Thursday, March 24, 2011

Baked Blueberry & Pecan Crusted French Toast

The wonderful recipe that Tiffany shared yesterday, for Annunciation Blueberry Coffee Cake, reminded me of the delicious Baked Blueberry & Pecan Crusted French Toast that I served my family last year on Easter Sunday.   It worked out nicely since I was able to make it the night before and just pop it in the oven after Mass.  It would be a great breakfast for any of the feasts of Our Lady, the color blue (blueberries in this recipe) symbolizes Mary.   

Baked Blueberry & Pecan Crusted French Toast
Adapted from All Recipes


12 slices of day-old French bread
5 eggs
2 1/2 cups milk
1 cup packed brown sugar, divided
1 teaspoon vanilla extract
1/2 teaspoon ground nutmeg
1/2 teaspoon cinnamon
1 cup chopped pecans
1/4 cup butter or margarine, melted
2 cups fresh or frozen blueberries


Arrange bread in a greased 13-in. x 9-in. x 2-in. baking dish. In a bowl, combine the eggs, milk, 3/4 cup brown sugar, vanilla and nutmeg; pour over bread. Cover and refrigerate for 8 hours or overnight.

Parts of the exercise:
1. According to the recipe post, when did the author serve this French toast to the family?
2. In the records, edit the lines from the one containing "class-row: 班別：5( ) bbox=[162, 271, 539, 310]" up to and including the one containing "idiom-item-e: E 推心置腹" by replacing "text-segment" with "text-span" and changing nothing else. Return only those lines.
The recipe post and the records were taken from separate, unrelated sources.

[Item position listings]
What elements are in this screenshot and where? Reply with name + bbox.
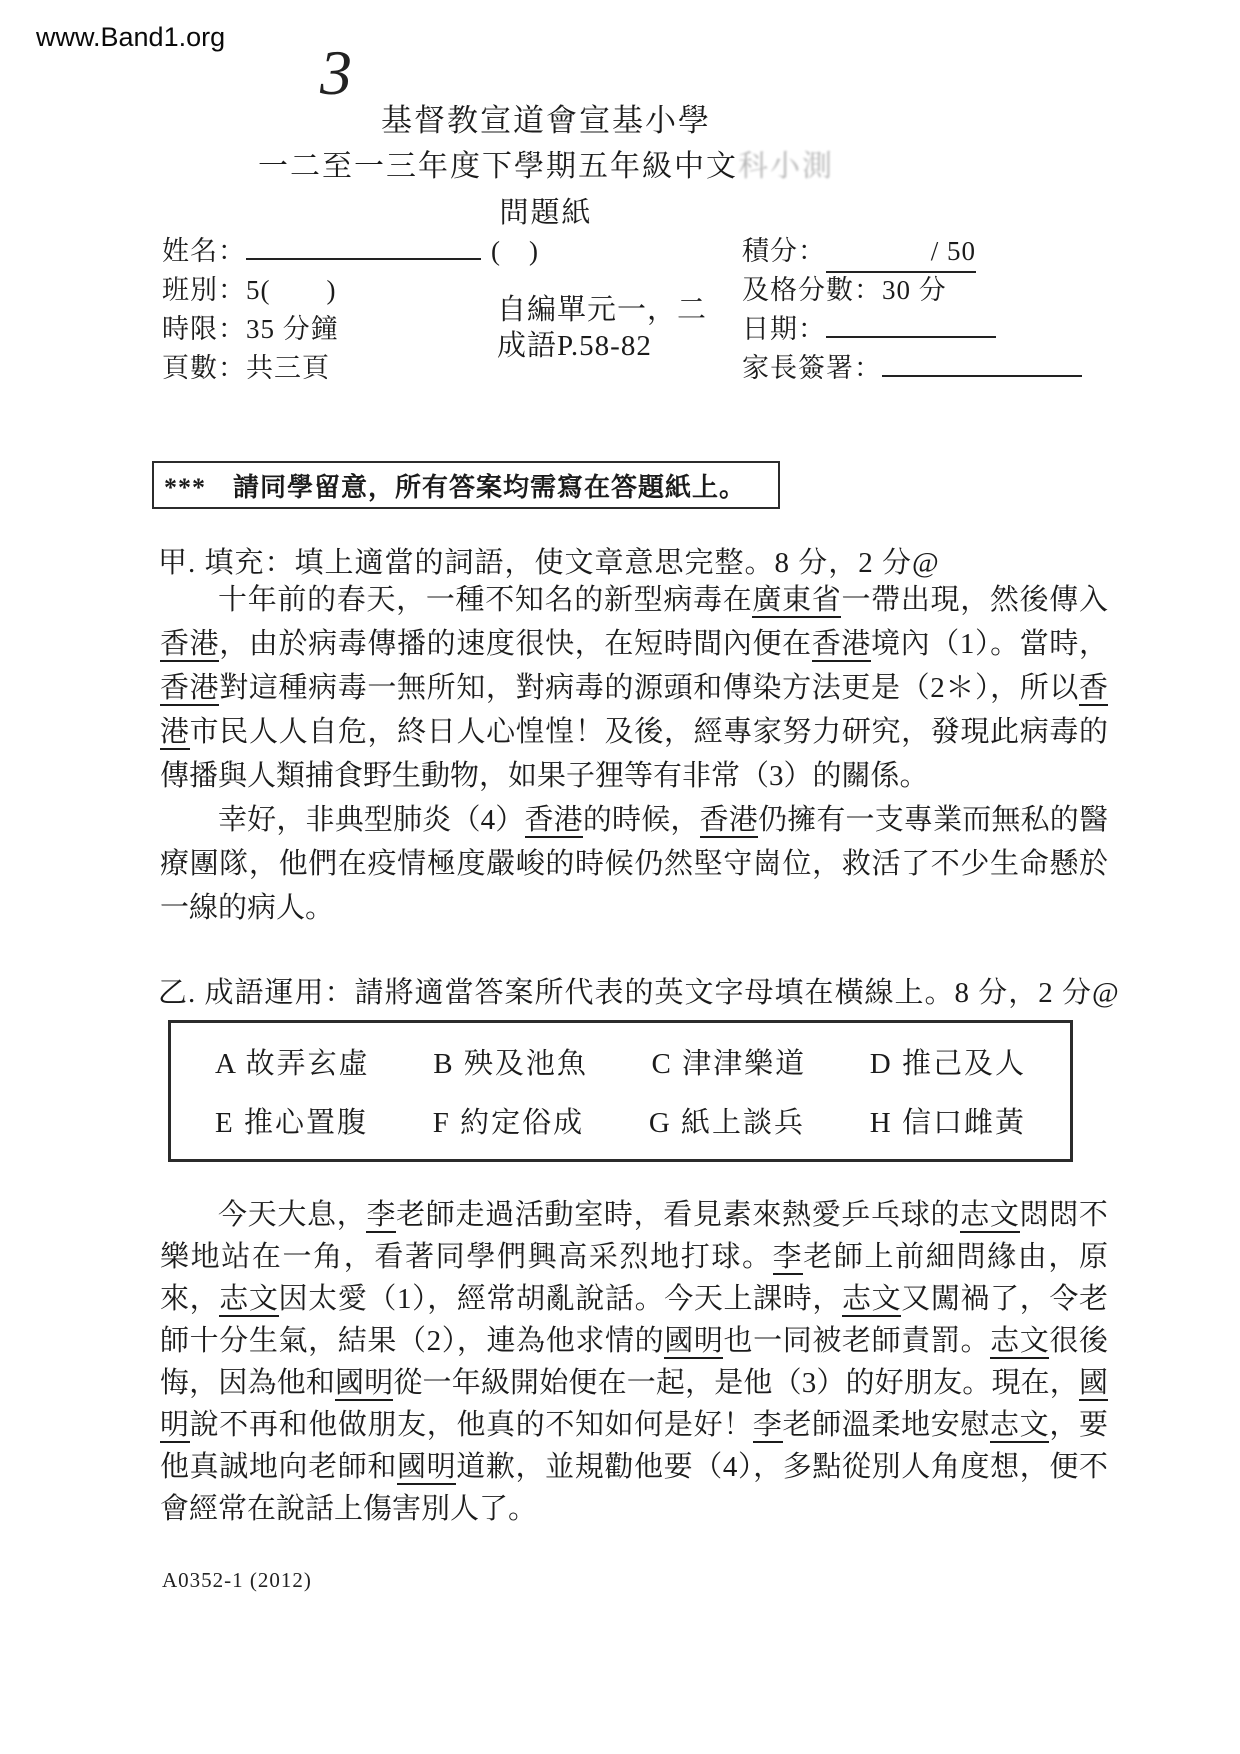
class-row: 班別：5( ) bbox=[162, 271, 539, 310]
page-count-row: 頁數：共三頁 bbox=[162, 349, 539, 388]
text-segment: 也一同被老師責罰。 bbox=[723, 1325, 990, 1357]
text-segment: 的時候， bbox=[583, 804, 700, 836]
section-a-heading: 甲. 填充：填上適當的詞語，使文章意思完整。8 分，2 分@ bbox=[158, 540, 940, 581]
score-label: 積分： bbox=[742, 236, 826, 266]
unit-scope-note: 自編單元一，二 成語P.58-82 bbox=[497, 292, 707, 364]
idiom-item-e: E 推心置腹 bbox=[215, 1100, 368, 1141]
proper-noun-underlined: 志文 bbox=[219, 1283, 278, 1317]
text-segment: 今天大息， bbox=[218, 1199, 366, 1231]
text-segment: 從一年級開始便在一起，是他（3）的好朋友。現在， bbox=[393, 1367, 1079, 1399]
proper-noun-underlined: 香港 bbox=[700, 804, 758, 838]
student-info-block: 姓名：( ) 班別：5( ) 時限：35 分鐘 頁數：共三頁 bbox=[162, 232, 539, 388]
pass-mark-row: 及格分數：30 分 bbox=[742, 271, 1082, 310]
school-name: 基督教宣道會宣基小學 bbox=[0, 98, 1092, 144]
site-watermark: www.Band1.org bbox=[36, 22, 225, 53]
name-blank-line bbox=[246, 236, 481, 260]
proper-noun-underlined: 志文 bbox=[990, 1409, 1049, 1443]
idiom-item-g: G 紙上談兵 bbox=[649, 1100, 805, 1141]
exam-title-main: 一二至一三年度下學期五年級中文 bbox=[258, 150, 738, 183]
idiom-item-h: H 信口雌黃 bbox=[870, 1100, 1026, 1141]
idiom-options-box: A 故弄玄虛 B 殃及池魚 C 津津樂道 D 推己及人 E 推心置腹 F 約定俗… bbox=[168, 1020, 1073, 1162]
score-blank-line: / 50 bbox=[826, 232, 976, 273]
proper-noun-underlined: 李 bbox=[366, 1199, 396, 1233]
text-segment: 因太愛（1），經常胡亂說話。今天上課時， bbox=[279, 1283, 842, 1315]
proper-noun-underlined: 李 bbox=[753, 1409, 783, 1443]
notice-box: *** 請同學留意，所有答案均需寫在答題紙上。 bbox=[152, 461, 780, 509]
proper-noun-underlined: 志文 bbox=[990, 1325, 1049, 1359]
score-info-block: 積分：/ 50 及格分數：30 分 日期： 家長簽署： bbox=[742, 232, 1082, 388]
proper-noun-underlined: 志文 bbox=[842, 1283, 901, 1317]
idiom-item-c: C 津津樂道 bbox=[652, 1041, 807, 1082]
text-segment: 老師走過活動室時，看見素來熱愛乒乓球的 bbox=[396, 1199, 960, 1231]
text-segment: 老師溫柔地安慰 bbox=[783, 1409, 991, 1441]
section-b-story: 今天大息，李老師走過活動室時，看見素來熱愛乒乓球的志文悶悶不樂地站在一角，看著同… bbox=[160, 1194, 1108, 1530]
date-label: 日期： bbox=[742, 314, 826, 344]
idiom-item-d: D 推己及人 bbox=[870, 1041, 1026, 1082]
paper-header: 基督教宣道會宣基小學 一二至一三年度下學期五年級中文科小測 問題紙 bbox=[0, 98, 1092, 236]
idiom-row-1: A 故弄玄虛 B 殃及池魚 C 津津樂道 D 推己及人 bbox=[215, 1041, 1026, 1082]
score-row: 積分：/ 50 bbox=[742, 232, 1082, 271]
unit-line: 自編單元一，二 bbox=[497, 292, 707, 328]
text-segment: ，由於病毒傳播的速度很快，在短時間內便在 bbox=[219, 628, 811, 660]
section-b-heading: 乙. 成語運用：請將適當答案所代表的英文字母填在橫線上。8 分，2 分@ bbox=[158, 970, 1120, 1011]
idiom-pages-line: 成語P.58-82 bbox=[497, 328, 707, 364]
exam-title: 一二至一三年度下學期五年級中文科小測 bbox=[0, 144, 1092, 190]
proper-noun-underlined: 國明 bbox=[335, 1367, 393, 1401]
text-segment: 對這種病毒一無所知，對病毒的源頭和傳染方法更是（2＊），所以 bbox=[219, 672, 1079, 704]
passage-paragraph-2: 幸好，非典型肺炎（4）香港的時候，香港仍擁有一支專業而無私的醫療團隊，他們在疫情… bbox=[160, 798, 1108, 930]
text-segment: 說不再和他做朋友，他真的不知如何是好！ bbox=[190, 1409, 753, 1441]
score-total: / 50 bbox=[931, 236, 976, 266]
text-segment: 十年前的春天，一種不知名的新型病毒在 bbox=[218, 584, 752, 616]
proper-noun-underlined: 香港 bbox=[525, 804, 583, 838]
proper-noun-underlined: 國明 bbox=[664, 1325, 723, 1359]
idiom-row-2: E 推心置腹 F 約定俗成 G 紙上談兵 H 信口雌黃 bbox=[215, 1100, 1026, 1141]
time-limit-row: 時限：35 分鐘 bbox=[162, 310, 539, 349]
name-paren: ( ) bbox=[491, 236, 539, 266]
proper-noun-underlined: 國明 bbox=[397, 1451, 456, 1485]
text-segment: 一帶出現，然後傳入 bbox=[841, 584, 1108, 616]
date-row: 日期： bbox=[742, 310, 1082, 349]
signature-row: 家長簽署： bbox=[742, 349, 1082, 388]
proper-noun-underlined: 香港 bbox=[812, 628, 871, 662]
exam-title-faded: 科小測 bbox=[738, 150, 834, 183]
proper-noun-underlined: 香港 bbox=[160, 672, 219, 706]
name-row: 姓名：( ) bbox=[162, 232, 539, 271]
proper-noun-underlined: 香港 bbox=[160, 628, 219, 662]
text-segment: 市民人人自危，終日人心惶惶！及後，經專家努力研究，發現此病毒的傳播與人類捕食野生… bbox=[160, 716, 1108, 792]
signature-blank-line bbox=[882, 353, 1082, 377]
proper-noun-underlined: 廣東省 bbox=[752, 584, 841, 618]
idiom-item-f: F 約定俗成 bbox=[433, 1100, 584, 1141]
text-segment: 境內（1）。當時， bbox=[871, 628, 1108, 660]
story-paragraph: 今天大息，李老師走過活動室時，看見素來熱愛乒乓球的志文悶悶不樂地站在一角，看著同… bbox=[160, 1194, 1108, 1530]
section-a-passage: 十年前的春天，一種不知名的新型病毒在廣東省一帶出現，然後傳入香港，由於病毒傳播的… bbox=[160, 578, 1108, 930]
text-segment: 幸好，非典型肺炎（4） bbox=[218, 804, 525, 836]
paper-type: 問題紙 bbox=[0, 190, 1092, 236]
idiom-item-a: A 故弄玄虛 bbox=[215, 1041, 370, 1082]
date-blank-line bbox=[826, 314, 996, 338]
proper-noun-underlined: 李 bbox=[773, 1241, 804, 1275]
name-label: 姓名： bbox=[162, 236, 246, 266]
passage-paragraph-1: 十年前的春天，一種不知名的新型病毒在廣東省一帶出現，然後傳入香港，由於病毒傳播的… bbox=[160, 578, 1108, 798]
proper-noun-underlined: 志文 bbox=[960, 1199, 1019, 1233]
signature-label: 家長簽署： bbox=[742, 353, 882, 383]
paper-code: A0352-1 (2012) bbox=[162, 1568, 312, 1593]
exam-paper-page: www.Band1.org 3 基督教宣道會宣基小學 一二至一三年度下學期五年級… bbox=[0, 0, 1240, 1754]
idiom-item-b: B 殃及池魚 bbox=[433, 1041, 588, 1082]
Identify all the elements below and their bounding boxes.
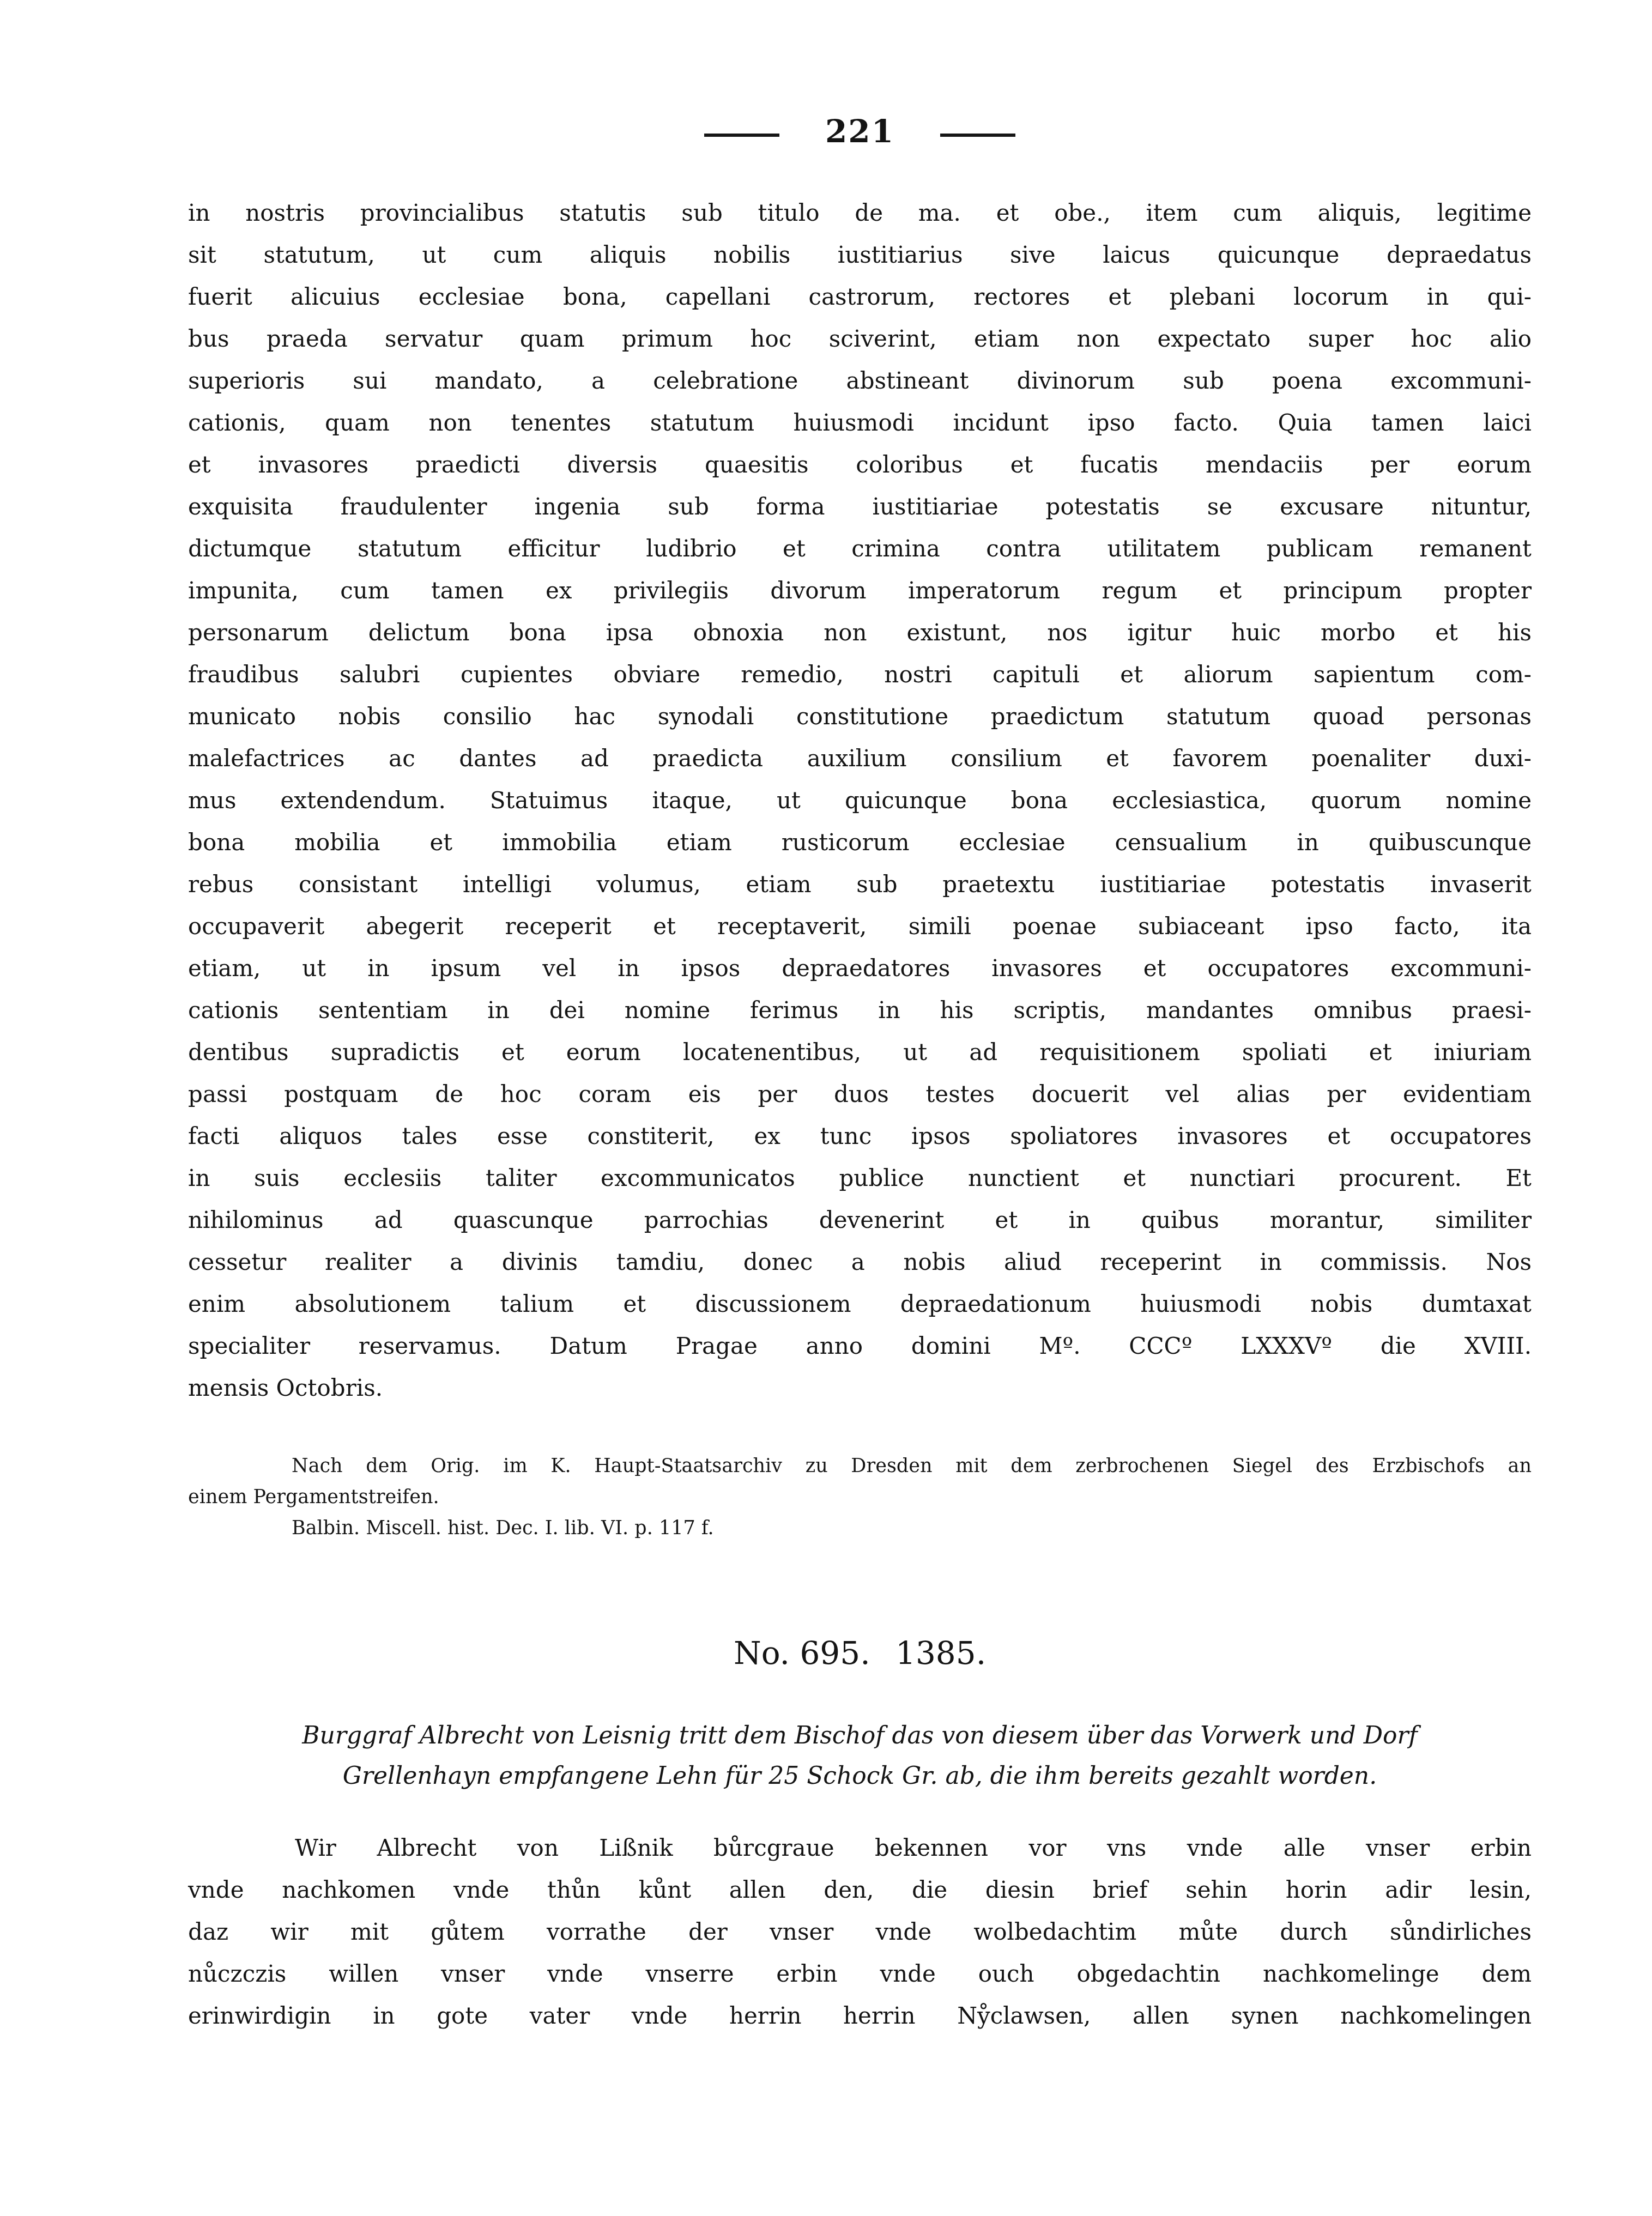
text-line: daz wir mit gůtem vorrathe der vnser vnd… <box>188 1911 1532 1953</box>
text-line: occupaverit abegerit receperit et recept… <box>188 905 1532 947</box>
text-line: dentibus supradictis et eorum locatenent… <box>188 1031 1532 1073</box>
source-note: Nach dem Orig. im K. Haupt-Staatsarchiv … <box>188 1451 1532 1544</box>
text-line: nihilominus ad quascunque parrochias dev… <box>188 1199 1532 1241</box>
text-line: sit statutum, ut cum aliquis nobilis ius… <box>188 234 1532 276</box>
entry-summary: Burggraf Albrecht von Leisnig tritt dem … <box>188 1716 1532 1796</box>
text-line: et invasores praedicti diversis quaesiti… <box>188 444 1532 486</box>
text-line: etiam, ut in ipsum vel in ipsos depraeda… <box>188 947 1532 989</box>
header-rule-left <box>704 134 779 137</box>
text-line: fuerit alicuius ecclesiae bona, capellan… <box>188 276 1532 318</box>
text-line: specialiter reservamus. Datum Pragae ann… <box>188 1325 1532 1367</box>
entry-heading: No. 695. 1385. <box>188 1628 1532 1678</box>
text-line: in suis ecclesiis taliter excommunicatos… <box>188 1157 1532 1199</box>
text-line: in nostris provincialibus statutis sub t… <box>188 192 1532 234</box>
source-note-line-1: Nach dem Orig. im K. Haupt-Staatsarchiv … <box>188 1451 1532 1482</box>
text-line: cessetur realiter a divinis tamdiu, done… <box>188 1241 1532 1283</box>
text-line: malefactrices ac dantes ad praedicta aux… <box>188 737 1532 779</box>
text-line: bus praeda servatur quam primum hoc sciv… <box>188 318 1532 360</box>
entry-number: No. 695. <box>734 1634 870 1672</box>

Solution list:
1. Last year on Easter Sunday.

2.
class-row: 班別：5( ) bbox=[162, 271, 539, 310]
page-count-row: 頁數：共三頁 bbox=[162, 349, 539, 388]
text-span: 也一同被老師責罰。 bbox=[723, 1325, 990, 1357]
text-span: 的時候， bbox=[583, 804, 700, 836]
section-a-heading: 甲. 填充：填上適當的詞語，使文章意思完整。8 分，2 分@ bbox=[158, 540, 940, 581]
score-label: 積分： bbox=[742, 236, 826, 266]
unit-scope-note: 自編單元一，二 成語P.58-82 bbox=[497, 292, 707, 364]
idiom-item-e: E 推心置腹 bbox=[215, 1100, 368, 1141]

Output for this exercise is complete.